----- Entries provided -----

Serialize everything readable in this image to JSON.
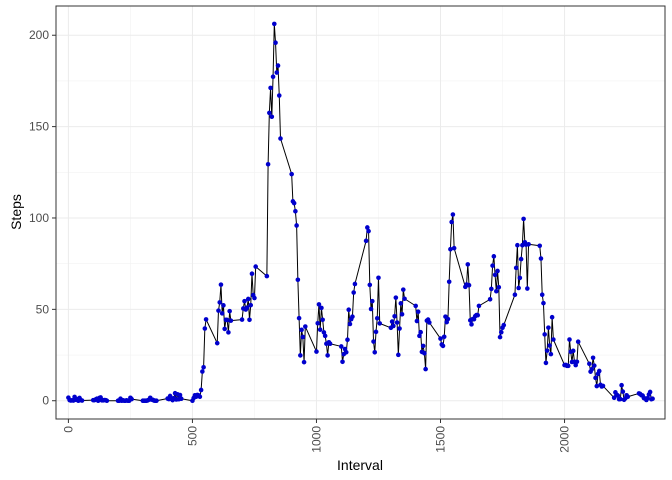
{
  "chart_data": {
    "type": "line",
    "title": "",
    "xlabel": "Interval",
    "ylabel": "Steps",
    "xlim": [
      -50,
      2405
    ],
    "ylim": [
      -10,
      216
    ],
    "x_ticks": [
      0,
      500,
      1000,
      1500,
      2000
    ],
    "y_ticks": [
      0,
      50,
      100,
      150,
      200
    ],
    "grid": true,
    "line_color": "#000000",
    "point_color": "#0000cd",
    "series": [
      {
        "x": [
          0,
          5,
          10,
          15,
          20,
          25,
          30,
          35,
          40,
          45,
          50,
          55,
          100,
          105,
          110,
          115,
          120,
          125,
          130,
          135,
          140,
          145,
          150,
          155,
          200,
          205,
          210,
          215,
          220,
          225,
          230,
          235,
          240,
          245,
          250,
          255,
          300,
          305,
          310,
          315,
          320,
          325,
          330,
          335,
          340,
          345,
          350,
          355,
          400,
          405,
          410,
          415,
          420,
          425,
          430,
          435,
          440,
          445,
          450,
          455,
          500,
          505,
          510,
          515,
          520,
          525,
          530,
          535,
          540,
          545,
          550,
          555,
          600,
          605,
          610,
          615,
          620,
          625,
          630,
          635,
          640,
          645,
          650,
          655,
          700,
          705,
          710,
          715,
          720,
          725,
          730,
          735,
          740,
          745,
          750,
          755,
          800,
          805,
          810,
          815,
          820,
          825,
          830,
          835,
          840,
          845,
          850,
          855,
          900,
          905,
          910,
          915,
          920,
          925,
          930,
          935,
          940,
          945,
          950,
          955,
          1000,
          1005,
          1010,
          1015,
          1020,
          1025,
          1030,
          1035,
          1040,
          1045,
          1050,
          1055,
          1100,
          1105,
          1110,
          1115,
          1120,
          1125,
          1130,
          1135,
          1140,
          1145,
          1150,
          1155,
          1200,
          1205,
          1210,
          1215,
          1220,
          1225,
          1230,
          1235,
          1240,
          1245,
          1250,
          1255,
          1300,
          1305,
          1310,
          1315,
          1320,
          1325,
          1330,
          1335,
          1340,
          1345,
          1350,
          1355,
          1400,
          1405,
          1410,
          1415,
          1420,
          1425,
          1430,
          1435,
          1440,
          1445,
          1450,
          1455,
          1500,
          1505,
          1510,
          1515,
          1520,
          1525,
          1530,
          1535,
          1540,
          1545,
          1550,
          1555,
          1600,
          1605,
          1610,
          1615,
          1620,
          1625,
          1630,
          1635,
          1640,
          1645,
          1650,
          1655,
          1700,
          1705,
          1710,
          1715,
          1720,
          1725,
          1730,
          1735,
          1740,
          1745,
          1750,
          1755,
          1800,
          1805,
          1810,
          1815,
          1820,
          1825,
          1830,
          1835,
          1840,
          1845,
          1850,
          1855,
          1900,
          1905,
          1910,
          1915,
          1920,
          1925,
          1930,
          1935,
          1940,
          1945,
          1950,
          1955,
          2000,
          2005,
          2010,
          2015,
          2020,
          2025,
          2030,
          2035,
          2040,
          2045,
          2050,
          2055,
          2100,
          2105,
          2110,
          2115,
          2120,
          2125,
          2130,
          2135,
          2140,
          2145,
          2150,
          2155,
          2200,
          2205,
          2210,
          2215,
          2220,
          2225,
          2230,
          2235,
          2240,
          2245,
          2250,
          2255,
          2300,
          2305,
          2310,
          2315,
          2320,
          2325,
          2330,
          2335,
          2340,
          2345,
          2350,
          2355
        ],
        "y": [
          1.7,
          0.3,
          0.1,
          0.2,
          0.1,
          2.1,
          0.5,
          0.9,
          0.0,
          1.5,
          0.3,
          0.1,
          0.3,
          0.3,
          0.7,
          1.1,
          0.0,
          1.5,
          1.8,
          0.2,
          0.2,
          0.4,
          0.3,
          0.0,
          0.0,
          0.0,
          1.1,
          0.0,
          0.2,
          0.0,
          0.0,
          0.2,
          0.0,
          0.0,
          1.6,
          0.9,
          0.0,
          0.0,
          0.0,
          0.0,
          0.2,
          0.6,
          1.6,
          0.6,
          0.5,
          0.1,
          0.0,
          0.0,
          1.2,
          0.9,
          2.6,
          1.1,
          0.3,
          1.4,
          4.1,
          0.7,
          3.5,
          0.8,
          3.1,
          1.1,
          0.0,
          1.5,
          3.0,
          2.2,
          3.2,
          2.9,
          2.2,
          5.9,
          16.0,
          18.3,
          39.5,
          44.5,
          31.5,
          49.3,
          53.8,
          63.5,
          47.8,
          52.2,
          39.3,
          44.3,
          44.2,
          37.4,
          49.0,
          43.8,
          44.4,
          50.5,
          54.5,
          49.9,
          50.9,
          55.7,
          44.3,
          52.3,
          69.5,
          57.8,
          56.2,
          73.4,
          68.2,
          129.4,
          157.5,
          171.2,
          155.4,
          177.3,
          206.2,
          195.9,
          179.6,
          183.4,
          167.0,
          143.5,
          124.0,
          109.1,
          108.1,
          103.7,
          95.9,
          66.2,
          45.2,
          24.8,
          38.8,
          34.9,
          21.1,
          40.6,
          26.9,
          42.4,
          52.7,
          38.9,
          50.8,
          44.3,
          37.4,
          35.5,
          31.2,
          24.8,
          32.0,
          31.2,
          29.7,
          21.3,
          25.5,
          28.3,
          26.5,
          33.4,
          49.8,
          42.0,
          44.6,
          46.0,
          59.2,
          63.9,
          87.5,
          94.8,
          92.8,
          63.4,
          50.2,
          54.5,
          32.4,
          26.5,
          37.7,
          45.1,
          67.3,
          42.3,
          39.9,
          43.3,
          40.9,
          46.2,
          56.4,
          42.8,
          25.1,
          39.5,
          53.3,
          47.3,
          60.8,
          55.8,
          51.9,
          43.6,
          48.7,
          35.5,
          37.5,
          26.7,
          30.0,
          26.0,
          17.3,
          43.8,
          44.4,
          42.8,
          34.0,
          30.8,
          30.0,
          35.0,
          46.0,
          43.0,
          44.7,
          65.1,
          82.9,
          97.8,
          101.9,
          83.5,
          62.3,
          63.6,
          74.6,
          63.2,
          44.0,
          41.8,
          44.7,
          44.6,
          46.3,
          46.9,
          46.8,
          51.9,
          55.5,
          61.2,
          73.9,
          79.0,
          68.9,
          59.9,
          71.0,
          62.1,
          34.8,
          37.5,
          39.9,
          41.4,
          58.0,
          72.7,
          85.1,
          61.7,
          67.2,
          77.5,
          85.1,
          99.5,
          86.7,
          85.4,
          61.4,
          85.6,
          84.8,
          77.8,
          58.0,
          53.4,
          36.3,
          20.7,
          27.4,
          40.0,
          30.2,
          25.5,
          45.7,
          33.5,
          19.5,
          19.6,
          19.1,
          19.1,
          33.5,
          26.8,
          21.2,
          27.3,
          21.3,
          19.5,
          21.3,
          32.3,
          20.2,
          15.9,
          17.2,
          23.5,
          19.2,
          12.5,
          8.0,
          14.7,
          16.3,
          8.7,
          7.8,
          8.1,
          1.6,
          4.6,
          3.3,
          2.8,
          0.8,
          0.9,
          8.5,
          5.0,
          0.5,
          1.3,
          3.0,
          2.2,
          4.0,
          3.7,
          3.0,
          2.8,
          1.4,
          1.2,
          0.4,
          1.4,
          3.4,
          4.8,
          0.8,
          1.1
        ]
      }
    ]
  }
}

-----

> _What you need to do_
Write the records above out again exactly, with no pictures in your copy.

> _Result_
Serialize everything readable in this image to JSON.
{
  "chart_data": {
    "type": "line",
    "title": "",
    "xlabel": "Interval",
    "ylabel": "Steps",
    "xlim": [
      -50,
      2405
    ],
    "ylim": [
      -10,
      216
    ],
    "x_ticks": [
      0,
      500,
      1000,
      1500,
      2000
    ],
    "y_ticks": [
      0,
      50,
      100,
      150,
      200
    ],
    "grid": true,
    "line_color": "#000000",
    "point_color": "#0000cd",
    "series": [
      {
        "x": [
          0,
          5,
          10,
          15,
          20,
          25,
          30,
          35,
          40,
          45,
          50,
          55,
          100,
          105,
          110,
          115,
          120,
          125,
          130,
          135,
          140,
          145,
          150,
          155,
          200,
          205,
          210,
          215,
          220,
          225,
          230,
          235,
          240,
          245,
          250,
          255,
          300,
          305,
          310,
          315,
          320,
          325,
          330,
          335,
          340,
          345,
          350,
          355,
          400,
          405,
          410,
          415,
          420,
          425,
          430,
          435,
          440,
          445,
          450,
          455,
          500,
          505,
          510,
          515,
          520,
          525,
          530,
          535,
          540,
          545,
          550,
          555,
          600,
          605,
          610,
          615,
          620,
          625,
          630,
          635,
          640,
          645,
          650,
          655,
          700,
          705,
          710,
          715,
          720,
          725,
          730,
          735,
          740,
          745,
          750,
          755,
          800,
          805,
          810,
          815,
          820,
          825,
          830,
          835,
          840,
          845,
          850,
          855,
          900,
          905,
          910,
          915,
          920,
          925,
          930,
          935,
          940,
          945,
          950,
          955,
          1000,
          1005,
          1010,
          1015,
          1020,
          1025,
          1030,
          1035,
          1040,
          1045,
          1050,
          1055,
          1100,
          1105,
          1110,
          1115,
          1120,
          1125,
          1130,
          1135,
          1140,
          1145,
          1150,
          1155,
          1200,
          1205,
          1210,
          1215,
          1220,
          1225,
          1230,
          1235,
          1240,
          1245,
          1250,
          1255,
          1300,
          1305,
          1310,
          1315,
          1320,
          1325,
          1330,
          1335,
          1340,
          1345,
          1350,
          1355,
          1400,
          1405,
          1410,
          1415,
          1420,
          1425,
          1430,
          1435,
          1440,
          1445,
          1450,
          1455,
          1500,
          1505,
          1510,
          1515,
          1520,
          1525,
          1530,
          1535,
          1540,
          1545,
          1550,
          1555,
          1600,
          1605,
          1610,
          1615,
          1620,
          1625,
          1630,
          1635,
          1640,
          1645,
          1650,
          1655,
          1700,
          1705,
          1710,
          1715,
          1720,
          1725,
          1730,
          1735,
          1740,
          1745,
          1750,
          1755,
          1800,
          1805,
          1810,
          1815,
          1820,
          1825,
          1830,
          1835,
          1840,
          1845,
          1850,
          1855,
          1900,
          1905,
          1910,
          1915,
          1920,
          1925,
          1930,
          1935,
          1940,
          1945,
          1950,
          1955,
          2000,
          2005,
          2010,
          2015,
          2020,
          2025,
          2030,
          2035,
          2040,
          2045,
          2050,
          2055,
          2100,
          2105,
          2110,
          2115,
          2120,
          2125,
          2130,
          2135,
          2140,
          2145,
          2150,
          2155,
          2200,
          2205,
          2210,
          2215,
          2220,
          2225,
          2230,
          2235,
          2240,
          2245,
          2250,
          2255,
          2300,
          2305,
          2310,
          2315,
          2320,
          2325,
          2330,
          2335,
          2340,
          2345,
          2350,
          2355
        ],
        "y": [
          1.7,
          0.3,
          0.1,
          0.2,
          0.1,
          2.1,
          0.5,
          0.9,
          0.0,
          1.5,
          0.3,
          0.1,
          0.3,
          0.3,
          0.7,
          1.1,
          0.0,
          1.5,
          1.8,
          0.2,
          0.2,
          0.4,
          0.3,
          0.0,
          0.0,
          0.0,
          1.1,
          0.0,
          0.2,
          0.0,
          0.0,
          0.2,
          0.0,
          0.0,
          1.6,
          0.9,
          0.0,
          0.0,
          0.0,
          0.0,
          0.2,
          0.6,
          1.6,
          0.6,
          0.5,
          0.1,
          0.0,
          0.0,
          1.2,
          0.9,
          2.6,
          1.1,
          0.3,
          1.4,
          4.1,
          0.7,
          3.5,
          0.8,
          3.1,
          1.1,
          0.0,
          1.5,
          3.0,
          2.2,
          3.2,
          2.9,
          2.2,
          5.9,
          16.0,
          18.3,
          39.5,
          44.5,
          31.5,
          49.3,
          53.8,
          63.5,
          47.8,
          52.2,
          39.3,
          44.3,
          44.2,
          37.4,
          49.0,
          43.8,
          44.4,
          50.5,
          54.5,
          49.9,
          50.9,
          55.7,
          44.3,
          52.3,
          69.5,
          57.8,
          56.2,
          73.4,
          68.2,
          129.4,
          157.5,
          171.2,
          155.4,
          177.3,
          206.2,
          195.9,
          179.6,
          183.4,
          167.0,
          143.5,
          124.0,
          109.1,
          108.1,
          103.7,
          95.9,
          66.2,
          45.2,
          24.8,
          38.8,
          34.9,
          21.1,
          40.6,
          26.9,
          42.4,
          52.7,
          38.9,
          50.8,
          44.3,
          37.4,
          35.5,
          31.2,
          24.8,
          32.0,
          31.2,
          29.7,
          21.3,
          25.5,
          28.3,
          26.5,
          33.4,
          49.8,
          42.0,
          44.6,
          46.0,
          59.2,
          63.9,
          87.5,
          94.8,
          92.8,
          63.4,
          50.2,
          54.5,
          32.4,
          26.5,
          37.7,
          45.1,
          67.3,
          42.3,
          39.9,
          43.3,
          40.9,
          46.2,
          56.4,
          42.8,
          25.1,
          39.5,
          53.3,
          47.3,
          60.8,
          55.8,
          51.9,
          43.6,
          48.7,
          35.5,
          37.5,
          26.7,
          30.0,
          26.0,
          17.3,
          43.8,
          44.4,
          42.8,
          34.0,
          30.8,
          30.0,
          35.0,
          46.0,
          43.0,
          44.7,
          65.1,
          82.9,
          97.8,
          101.9,
          83.5,
          62.3,
          63.6,
          74.6,
          63.2,
          44.0,
          41.8,
          44.7,
          44.6,
          46.3,
          46.9,
          46.8,
          51.9,
          55.5,
          61.2,
          73.9,
          79.0,
          68.9,
          59.9,
          71.0,
          62.1,
          34.8,
          37.5,
          39.9,
          41.4,
          58.0,
          72.7,
          85.1,
          61.7,
          67.2,
          77.5,
          85.1,
          99.5,
          86.7,
          85.4,
          61.4,
          85.6,
          84.8,
          77.8,
          58.0,
          53.4,
          36.3,
          20.7,
          27.4,
          40.0,
          30.2,
          25.5,
          45.7,
          33.5,
          19.5,
          19.6,
          19.1,
          19.1,
          33.5,
          26.8,
          21.2,
          27.3,
          21.3,
          19.5,
          21.3,
          32.3,
          20.2,
          15.9,
          17.2,
          23.5,
          19.2,
          12.5,
          8.0,
          14.7,
          16.3,
          8.7,
          7.8,
          8.1,
          1.6,
          4.6,
          3.3,
          2.8,
          0.8,
          0.9,
          8.5,
          5.0,
          0.5,
          1.3,
          3.0,
          2.2,
          4.0,
          3.7,
          3.0,
          2.8,
          1.4,
          1.2,
          0.4,
          1.4,
          3.4,
          4.8,
          0.8,
          1.1
        ]
      }
    ]
  }
}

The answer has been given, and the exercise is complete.